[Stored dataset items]
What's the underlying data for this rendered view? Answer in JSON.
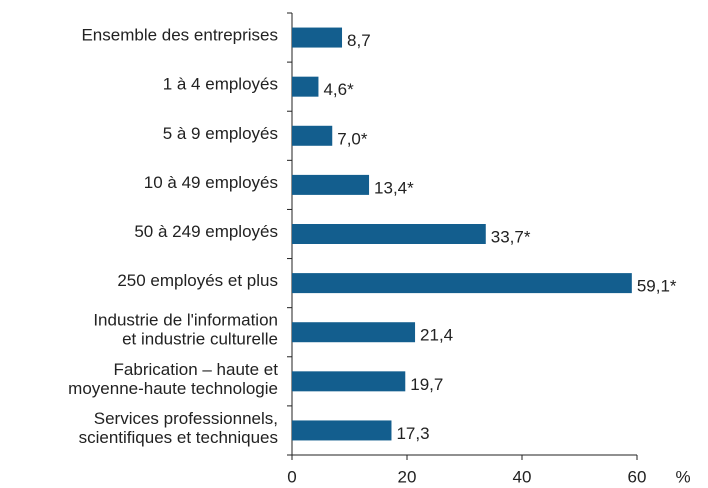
{
  "chart_data": {
    "type": "bar",
    "orientation": "horizontal",
    "categories": [
      "Ensemble des entreprises",
      "1 à 4 employés",
      "5 à 9 employés",
      "10 à 49 employés",
      "50 à 249 employés",
      "250 employés et plus",
      "Industrie de l'information\net industrie culturelle",
      "Fabrication – haute et\nmoyenne-haute technologie",
      "Services professionnels,\nscientifiques et techniques"
    ],
    "values": [
      8.7,
      4.6,
      7.0,
      13.4,
      33.7,
      59.1,
      21.4,
      19.7,
      17.3
    ],
    "value_labels": [
      "8,7",
      "4,6*",
      "7,0*",
      "13,4*",
      "33,7*",
      "59,1*",
      "21,4",
      "19,7",
      "17,3"
    ],
    "color": "#135e8e",
    "xlabel": "%",
    "xlim": [
      0,
      60
    ],
    "xticks": [
      0,
      20,
      40,
      60
    ]
  }
}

= TASK BRIEF =
Output the entries above exactly, without their pictures.

= TASK OUTPUT =
What's the underlying data for this rendered view? Answer in JSON.
{
  "chart_data": {
    "type": "bar",
    "orientation": "horizontal",
    "categories": [
      "Ensemble des entreprises",
      "1 à 4 employés",
      "5 à 9 employés",
      "10 à 49 employés",
      "50 à 249 employés",
      "250 employés et plus",
      "Industrie de l'information\net industrie culturelle",
      "Fabrication – haute et\nmoyenne-haute technologie",
      "Services professionnels,\nscientifiques et techniques"
    ],
    "values": [
      8.7,
      4.6,
      7.0,
      13.4,
      33.7,
      59.1,
      21.4,
      19.7,
      17.3
    ],
    "value_labels": [
      "8,7",
      "4,6*",
      "7,0*",
      "13,4*",
      "33,7*",
      "59,1*",
      "21,4",
      "19,7",
      "17,3"
    ],
    "color": "#135e8e",
    "xlabel": "%",
    "xlim": [
      0,
      60
    ],
    "xticks": [
      0,
      20,
      40,
      60
    ]
  }
}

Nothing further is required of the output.